- _Exercise details_: Extract the full listing below without altering a single character.

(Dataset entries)

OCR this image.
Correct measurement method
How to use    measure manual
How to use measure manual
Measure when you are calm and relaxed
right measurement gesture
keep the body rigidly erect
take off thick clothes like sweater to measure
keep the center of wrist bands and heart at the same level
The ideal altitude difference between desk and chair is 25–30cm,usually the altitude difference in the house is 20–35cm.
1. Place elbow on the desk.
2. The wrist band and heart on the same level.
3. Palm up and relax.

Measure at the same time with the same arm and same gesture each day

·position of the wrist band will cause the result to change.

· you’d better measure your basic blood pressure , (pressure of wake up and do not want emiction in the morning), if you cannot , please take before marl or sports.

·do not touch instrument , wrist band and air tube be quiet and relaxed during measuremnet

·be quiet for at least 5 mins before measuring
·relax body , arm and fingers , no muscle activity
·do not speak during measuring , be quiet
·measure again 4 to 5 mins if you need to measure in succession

- _Exercise answer_:
OCR this image.
Correct measurement method
How to use    measure manual
How to use measure manual
Measure when you are calm and relaxed
right measurement gesture
keep the body rigidly erect
take off thick clothes like sweater to measure
keep the center of wrist bands and heart at the same level
The ideal altitude difference between desk and chair is 25–30cm,usually the altitude difference in the house is 20–35cm.
1. Place elbow on the desk.
2. The wrist band and heart on the same level.
3. Palm up and relax.

Measure at the same time with the same arm and same gesture each day

·position of the wrist band will cause the result to change.

· you’d better measure your basic blood pressure , (pressure of wake up and do not want emiction in the morning), if you cannot , please take before marl or sports.

·do not touch instrument , wrist band and air tube be quiet and relaxed during measuremnet

·be quiet for at least 5 mins before measuring
·relax body , arm and fingers , no muscle activity
·do not speak during measuring , be quiet
·measure again 4 to 5 mins if you need to measure in succession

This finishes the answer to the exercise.